## What the task requires
Locate every line that holds the string "JSON" and copy it.

- - - -

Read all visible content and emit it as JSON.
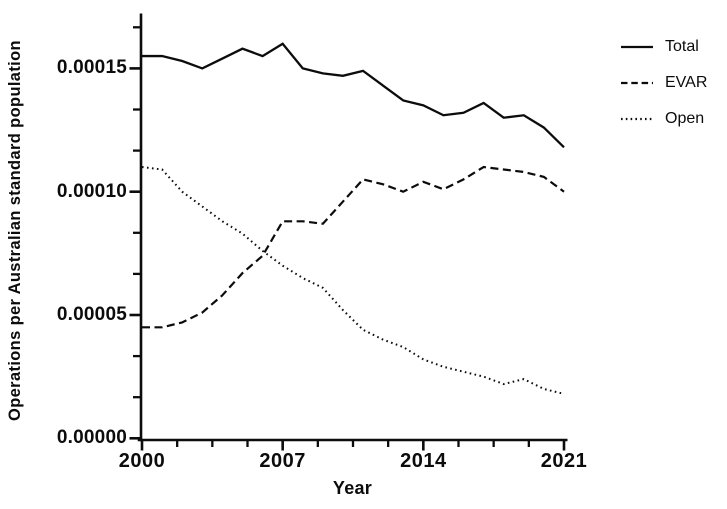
{
  "figure": {
    "y_axis_title": "Operations per Australian standard population",
    "x_axis_title": "Year"
  },
  "axes": {
    "y_tick_labels": [
      "0.00015",
      "0.00010",
      "0.00005",
      "0.00000"
    ],
    "x_tick_labels": [
      "2000",
      "2007",
      "2014",
      "2021"
    ]
  },
  "legend": {
    "items": [
      {
        "label": "Total",
        "line_style": "solid"
      },
      {
        "label": "EVAR",
        "line_style": "dashed"
      },
      {
        "label": "Open",
        "line_style": "dotted"
      }
    ]
  },
  "colors": {
    "line": "#0c0c0c",
    "background": "#ffffff"
  },
  "chart_data": {
    "type": "line",
    "title": "",
    "xlabel": "Year",
    "ylabel": "Operations per Australian standard population",
    "x": [
      2000,
      2001,
      2002,
      2003,
      2004,
      2005,
      2006,
      2007,
      2008,
      2009,
      2010,
      2011,
      2012,
      2013,
      2014,
      2015,
      2016,
      2017,
      2018,
      2019,
      2020,
      2021
    ],
    "series": [
      {
        "name": "Total",
        "line_style": "solid",
        "values": [
          0.000155,
          0.000155,
          0.000153,
          0.00015,
          0.000154,
          0.000158,
          0.000155,
          0.00016,
          0.00015,
          0.000148,
          0.000147,
          0.000149,
          0.000143,
          0.000137,
          0.000135,
          0.000131,
          0.000132,
          0.000136,
          0.00013,
          0.000131,
          0.000126,
          0.000118
        ]
      },
      {
        "name": "EVAR",
        "line_style": "dashed",
        "values": [
          4.5e-05,
          4.5e-05,
          4.7e-05,
          5.1e-05,
          5.8e-05,
          6.7e-05,
          7.4e-05,
          8.8e-05,
          8.8e-05,
          8.7e-05,
          9.6e-05,
          0.000105,
          0.000103,
          0.0001,
          0.000104,
          0.000101,
          0.000105,
          0.00011,
          0.000109,
          0.000108,
          0.000106,
          0.0001
        ]
      },
      {
        "name": "Open",
        "line_style": "dotted",
        "values": [
          0.00011,
          0.000109,
          0.0001,
          9.4e-05,
          8.8e-05,
          8.3e-05,
          7.6e-05,
          7e-05,
          6.5e-05,
          6.1e-05,
          5.2e-05,
          4.4e-05,
          4e-05,
          3.7e-05,
          3.2e-05,
          2.9e-05,
          2.7e-05,
          2.5e-05,
          2.2e-05,
          2.4e-05,
          2e-05,
          1.8e-05
        ]
      }
    ],
    "xlim": [
      2000,
      2021
    ],
    "ylim": [
      0,
      0.000172
    ],
    "x_major_ticks": [
      2000,
      2007,
      2014,
      2021
    ],
    "y_major_ticks": [
      0,
      5e-05,
      0.0001,
      0.00015
    ],
    "x_minor_tick_interval": 1.75,
    "y_minor_tick_interval": 1.66667e-05,
    "grid": false,
    "legend_position": "top-right"
  }
}
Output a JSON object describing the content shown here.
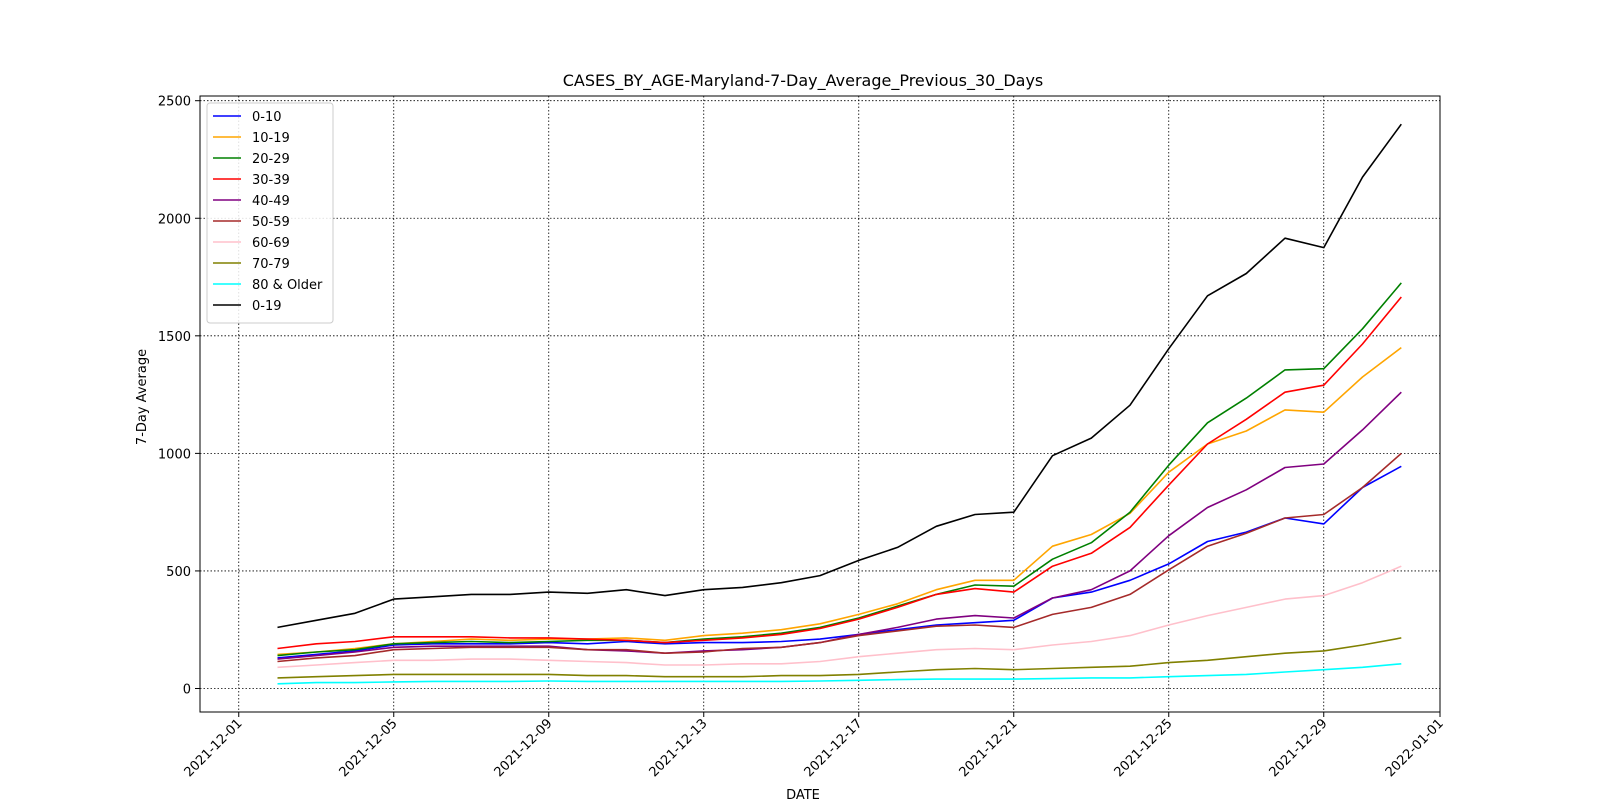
{
  "chart_data": {
    "type": "line",
    "title": "CASES_BY_AGE-Maryland-7-Day_Average_Previous_30_Days",
    "xlabel": "DATE",
    "ylabel": "7-Day Average",
    "xlim": [
      "2021-11-30",
      "2022-01-01"
    ],
    "ylim": [
      -100,
      2520
    ],
    "grid": true,
    "legend_position": "top-left",
    "x_ticks": [
      "2021-12-01",
      "2021-12-05",
      "2021-12-09",
      "2021-12-13",
      "2021-12-17",
      "2021-12-21",
      "2021-12-25",
      "2021-12-29",
      "2022-01-01"
    ],
    "y_ticks": [
      0,
      500,
      1000,
      1500,
      2000,
      2500
    ],
    "x": [
      "2021-12-02",
      "2021-12-03",
      "2021-12-04",
      "2021-12-05",
      "2021-12-06",
      "2021-12-07",
      "2021-12-08",
      "2021-12-09",
      "2021-12-10",
      "2021-12-11",
      "2021-12-12",
      "2021-12-13",
      "2021-12-14",
      "2021-12-15",
      "2021-12-16",
      "2021-12-17",
      "2021-12-18",
      "2021-12-19",
      "2021-12-20",
      "2021-12-21",
      "2021-12-22",
      "2021-12-23",
      "2021-12-24",
      "2021-12-25",
      "2021-12-26",
      "2021-12-27",
      "2021-12-28",
      "2021-12-29",
      "2021-12-30",
      "2021-12-31"
    ],
    "series": [
      {
        "name": "0-10",
        "color": "#0000ff",
        "values": [
          130,
          145,
          160,
          185,
          190,
          190,
          190,
          195,
          190,
          200,
          190,
          195,
          195,
          200,
          210,
          230,
          250,
          270,
          280,
          290,
          385,
          410,
          460,
          530,
          625,
          665,
          725,
          700,
          855,
          945
        ]
      },
      {
        "name": "10-19",
        "color": "#ffa500",
        "values": [
          145,
          155,
          170,
          190,
          200,
          210,
          205,
          210,
          210,
          215,
          205,
          225,
          235,
          250,
          275,
          315,
          360,
          420,
          460,
          460,
          605,
          655,
          745,
          920,
          1040,
          1095,
          1185,
          1175,
          1325,
          1450
        ]
      },
      {
        "name": "20-29",
        "color": "#008000",
        "values": [
          140,
          155,
          165,
          190,
          195,
          200,
          195,
          200,
          205,
          205,
          195,
          210,
          220,
          235,
          260,
          300,
          350,
          400,
          440,
          435,
          550,
          620,
          750,
          950,
          1130,
          1235,
          1355,
          1360,
          1530,
          1725
        ]
      },
      {
        "name": "30-39",
        "color": "#ff0000",
        "values": [
          170,
          190,
          200,
          220,
          220,
          220,
          215,
          215,
          210,
          205,
          195,
          205,
          215,
          230,
          255,
          295,
          345,
          400,
          425,
          410,
          520,
          575,
          685,
          865,
          1040,
          1145,
          1260,
          1290,
          1465,
          1665
        ]
      },
      {
        "name": "40-49",
        "color": "#800080",
        "values": [
          125,
          140,
          155,
          175,
          180,
          180,
          180,
          180,
          165,
          160,
          150,
          160,
          165,
          175,
          195,
          230,
          260,
          295,
          310,
          300,
          385,
          420,
          500,
          650,
          770,
          845,
          940,
          955,
          1100,
          1260
        ]
      },
      {
        "name": "50-59",
        "color": "#a52a2a",
        "values": [
          115,
          130,
          140,
          165,
          170,
          175,
          175,
          175,
          165,
          165,
          150,
          155,
          170,
          175,
          195,
          225,
          245,
          265,
          270,
          260,
          315,
          345,
          400,
          505,
          605,
          660,
          725,
          740,
          855,
          1000
        ]
      },
      {
        "name": "60-69",
        "color": "#ffc0cb",
        "values": [
          90,
          100,
          110,
          120,
          120,
          125,
          125,
          120,
          115,
          110,
          100,
          100,
          105,
          105,
          115,
          135,
          150,
          165,
          170,
          165,
          185,
          200,
          225,
          270,
          310,
          345,
          380,
          395,
          450,
          520
        ]
      },
      {
        "name": "70-79",
        "color": "#808000",
        "values": [
          45,
          50,
          55,
          60,
          60,
          60,
          60,
          60,
          55,
          55,
          50,
          50,
          50,
          55,
          55,
          60,
          70,
          80,
          85,
          80,
          85,
          90,
          95,
          110,
          120,
          135,
          150,
          160,
          185,
          215
        ]
      },
      {
        "name": "80 & Older",
        "color": "#00ffff",
        "values": [
          20,
          25,
          25,
          28,
          30,
          30,
          30,
          32,
          30,
          30,
          30,
          30,
          30,
          30,
          32,
          35,
          38,
          40,
          40,
          40,
          42,
          45,
          45,
          50,
          55,
          60,
          70,
          80,
          90,
          105
        ]
      },
      {
        "name": "0-19",
        "color": "#000000",
        "values": [
          260,
          290,
          320,
          380,
          390,
          400,
          400,
          410,
          405,
          420,
          395,
          420,
          430,
          450,
          480,
          545,
          600,
          690,
          740,
          750,
          990,
          1065,
          1205,
          1445,
          1670,
          1765,
          1915,
          1875,
          2175,
          2400
        ]
      }
    ]
  }
}
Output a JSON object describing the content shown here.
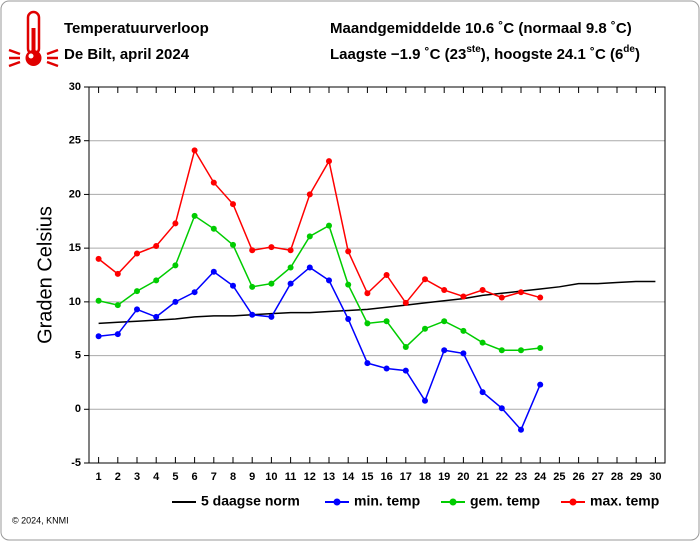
{
  "chart_data": {
    "type": "line",
    "title": "Temperatuurverloop",
    "subtitle": "De Bilt, april 2024",
    "summary_line1": "Maandgemiddelde 10.6 ˚C (normaal 9.8 ˚C)",
    "summary_line2": [
      "Laagste −1.9 ˚C (23",
      "ste",
      "), hoogste 24.1 ˚C (6",
      "de",
      ")"
    ],
    "ylabel": "Graden Celsius",
    "footer": "© 2024, KNMI",
    "x": [
      1,
      2,
      3,
      4,
      5,
      6,
      7,
      8,
      9,
      10,
      11,
      12,
      13,
      14,
      15,
      16,
      17,
      18,
      19,
      20,
      21,
      22,
      23,
      24,
      25,
      26,
      27,
      28,
      29,
      30
    ],
    "xlim": [
      0.5,
      30.5
    ],
    "xticks": [
      1,
      2,
      3,
      4,
      5,
      6,
      7,
      8,
      9,
      10,
      11,
      12,
      13,
      14,
      15,
      16,
      17,
      18,
      19,
      20,
      21,
      22,
      23,
      24,
      25,
      26,
      27,
      28,
      29,
      30
    ],
    "ylim": [
      -5,
      30
    ],
    "yticks": [
      -5,
      0,
      5,
      10,
      15,
      20,
      25,
      30
    ],
    "grid": true,
    "series": [
      {
        "name": "5 daagse norm",
        "color": "#000000",
        "markers": false,
        "values": [
          8.0,
          8.1,
          8.2,
          8.3,
          8.4,
          8.6,
          8.7,
          8.7,
          8.8,
          8.9,
          9.0,
          9.0,
          9.1,
          9.2,
          9.3,
          9.5,
          9.7,
          9.9,
          10.1,
          10.3,
          10.6,
          10.8,
          11.0,
          11.2,
          11.4,
          11.7,
          11.7,
          11.8,
          11.9,
          11.9
        ]
      },
      {
        "name": "min. temp",
        "color": "#0000ff",
        "markers": true,
        "values": [
          6.8,
          7.0,
          9.3,
          8.6,
          10.0,
          10.9,
          12.8,
          11.5,
          8.8,
          8.6,
          11.7,
          13.2,
          12.0,
          8.4,
          4.3,
          3.8,
          3.6,
          0.8,
          5.5,
          5.2,
          1.6,
          0.1,
          -1.9,
          2.3,
          null,
          null,
          null,
          null,
          null,
          null
        ]
      },
      {
        "name": "gem. temp",
        "color": "#00cc00",
        "markers": true,
        "values": [
          10.1,
          9.7,
          11.0,
          12.0,
          13.4,
          18.0,
          16.8,
          15.3,
          11.4,
          11.7,
          13.2,
          16.1,
          17.1,
          11.6,
          8.0,
          8.2,
          5.8,
          7.5,
          8.2,
          7.3,
          6.2,
          5.5,
          5.5,
          5.7,
          null,
          null,
          null,
          null,
          null,
          null
        ]
      },
      {
        "name": "max. temp",
        "color": "#ff0000",
        "markers": true,
        "values": [
          14.0,
          12.6,
          14.5,
          15.2,
          17.3,
          24.1,
          21.1,
          19.1,
          14.8,
          15.1,
          14.8,
          20.0,
          23.1,
          14.7,
          10.8,
          12.5,
          9.9,
          12.1,
          11.1,
          10.5,
          11.1,
          10.4,
          10.9,
          10.4,
          null,
          null,
          null,
          null,
          null,
          null
        ]
      }
    ]
  }
}
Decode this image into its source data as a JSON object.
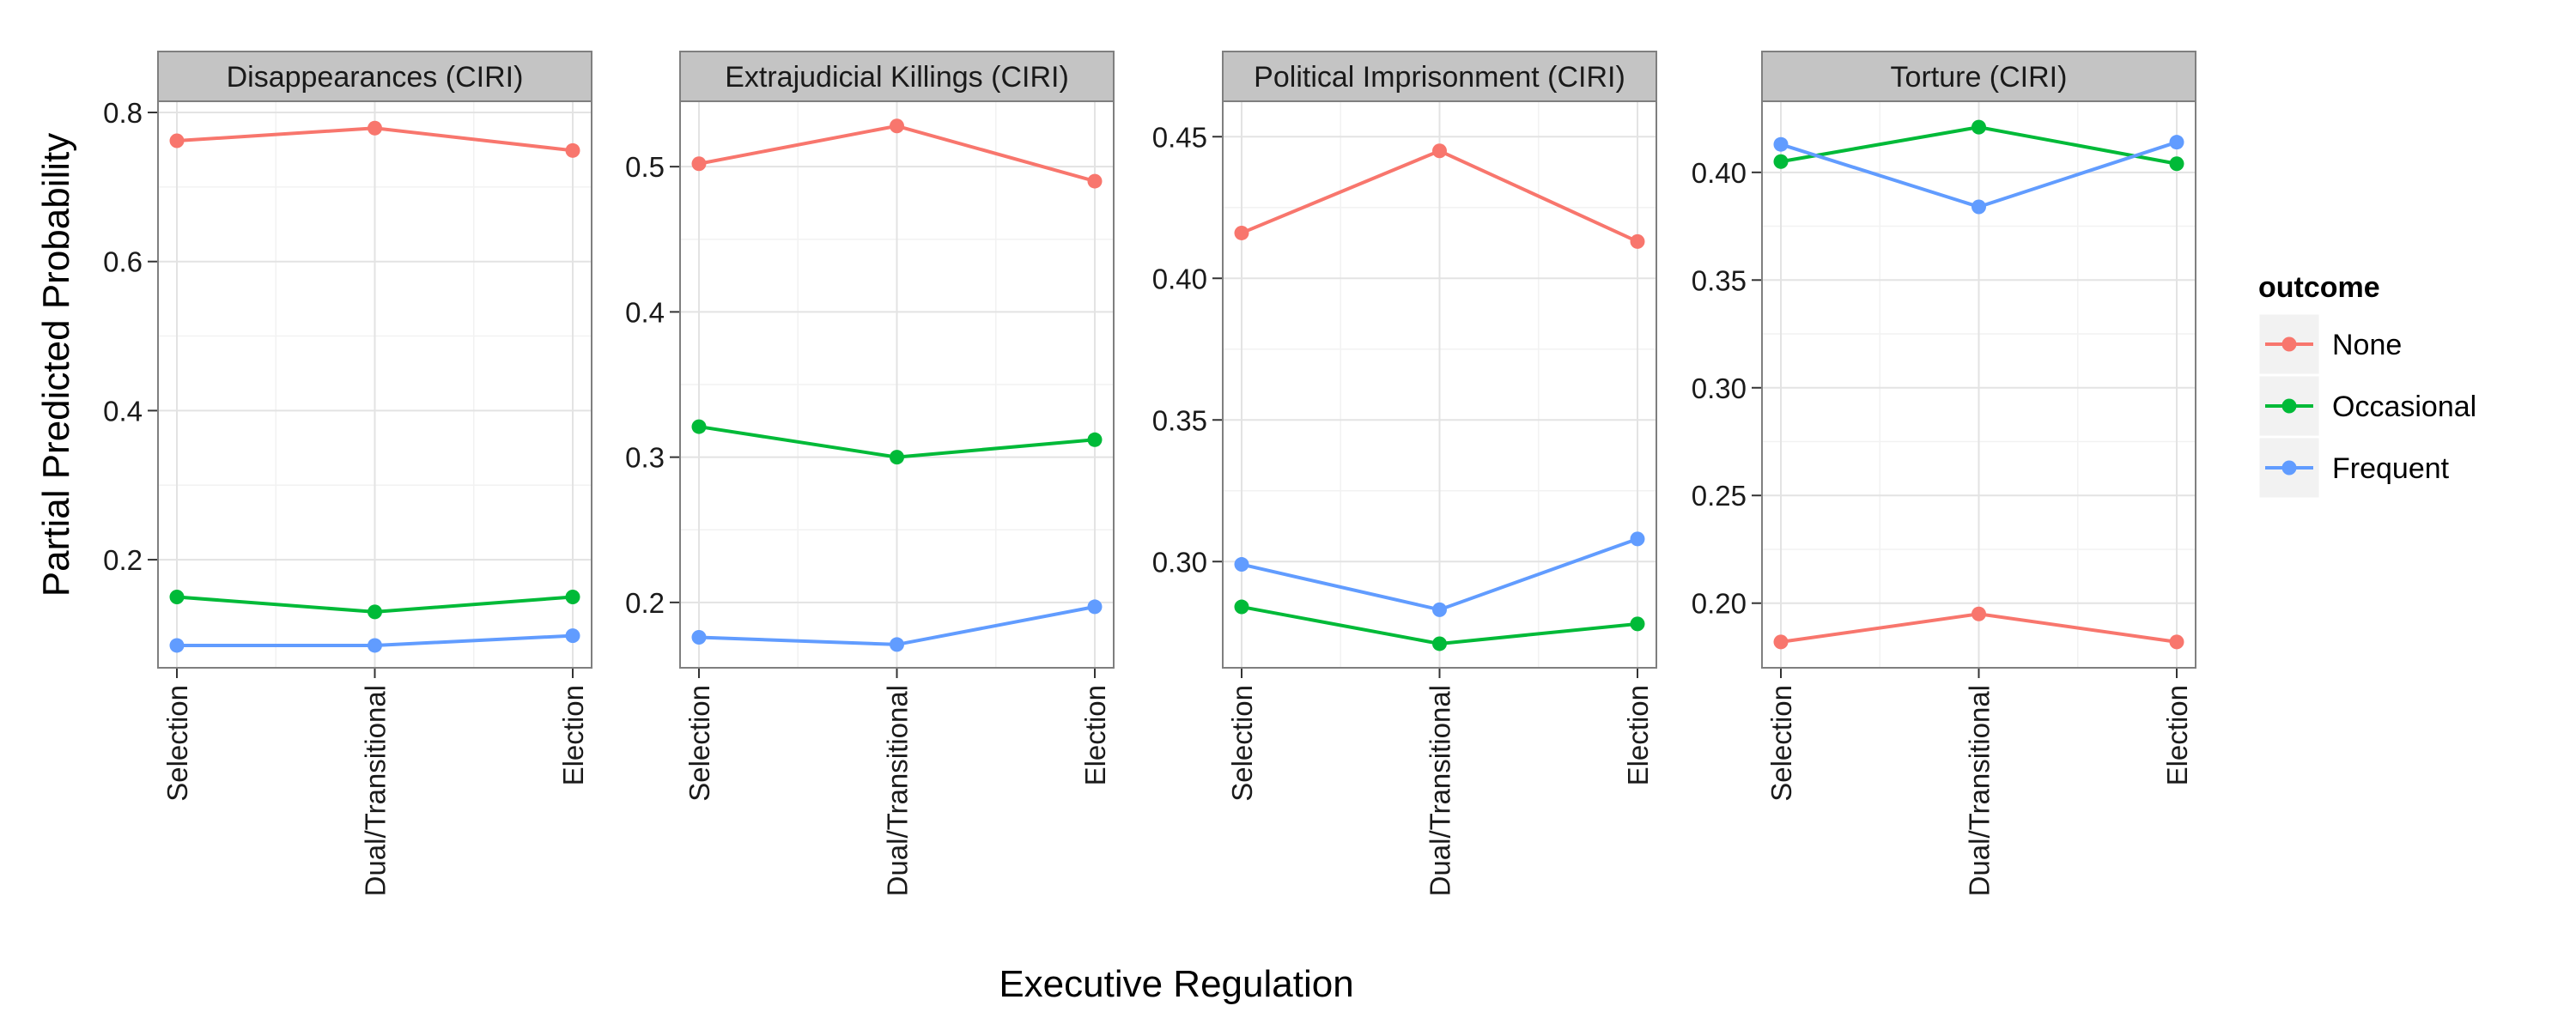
{
  "chart_data": {
    "type": "line",
    "x_label": "Executive Regulation",
    "y_label": "Partial Predicted Probability",
    "categories": [
      "Selection",
      "Dual/Transitional",
      "Election"
    ],
    "legend": {
      "title": "outcome",
      "position": "right",
      "entries": [
        "None",
        "Occasional",
        "Frequent"
      ]
    },
    "colors": {
      "None": "#F8766D",
      "Occasional": "#00BA38",
      "Frequent": "#619CFF"
    },
    "panels": [
      {
        "title": "Disappearances (CIRI)",
        "ylim": [
          0.055,
          0.815
        ],
        "yticks": [
          0.2,
          0.4,
          0.6,
          0.8
        ],
        "ytick_labels": [
          "0.2",
          "0.4",
          "0.6",
          "0.8"
        ],
        "series": [
          {
            "name": "None",
            "values": [
              0.762,
              0.779,
              0.749
            ]
          },
          {
            "name": "Occasional",
            "values": [
              0.15,
              0.13,
              0.15
            ]
          },
          {
            "name": "Frequent",
            "values": [
              0.085,
              0.085,
              0.098
            ]
          }
        ]
      },
      {
        "title": "Extrajudicial Killings (CIRI)",
        "ylim": [
          0.155,
          0.545
        ],
        "yticks": [
          0.2,
          0.3,
          0.4,
          0.5
        ],
        "ytick_labels": [
          "0.2",
          "0.3",
          "0.4",
          "0.5"
        ],
        "series": [
          {
            "name": "None",
            "values": [
              0.502,
              0.528,
              0.49
            ]
          },
          {
            "name": "Occasional",
            "values": [
              0.321,
              0.3,
              0.312
            ]
          },
          {
            "name": "Frequent",
            "values": [
              0.176,
              0.171,
              0.197
            ]
          }
        ]
      },
      {
        "title": "Political Imprisonment (CIRI)",
        "ylim": [
          0.2625,
          0.4625
        ],
        "yticks": [
          0.3,
          0.35,
          0.4,
          0.45
        ],
        "ytick_labels": [
          "0.30",
          "0.35",
          "0.40",
          "0.45"
        ],
        "series": [
          {
            "name": "None",
            "values": [
              0.416,
              0.445,
              0.413
            ]
          },
          {
            "name": "Occasional",
            "values": [
              0.284,
              0.271,
              0.278
            ]
          },
          {
            "name": "Frequent",
            "values": [
              0.299,
              0.283,
              0.308
            ]
          }
        ]
      },
      {
        "title": "Torture (CIRI)",
        "ylim": [
          0.17,
          0.433
        ],
        "yticks": [
          0.2,
          0.25,
          0.3,
          0.35,
          0.4
        ],
        "ytick_labels": [
          "0.20",
          "0.25",
          "0.30",
          "0.35",
          "0.40"
        ],
        "series": [
          {
            "name": "None",
            "values": [
              0.182,
              0.195,
              0.182
            ]
          },
          {
            "name": "Occasional",
            "values": [
              0.405,
              0.421,
              0.404
            ]
          },
          {
            "name": "Frequent",
            "values": [
              0.413,
              0.384,
              0.414
            ]
          }
        ]
      }
    ],
    "grid": true
  }
}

- - - -

## Answer to this exercise
Read all visible content and emit it as JSON.
Output a JSON object describing the content shown here.
Output a JSON object describing the content shown here.
Decode this image into its source data as a JSON object.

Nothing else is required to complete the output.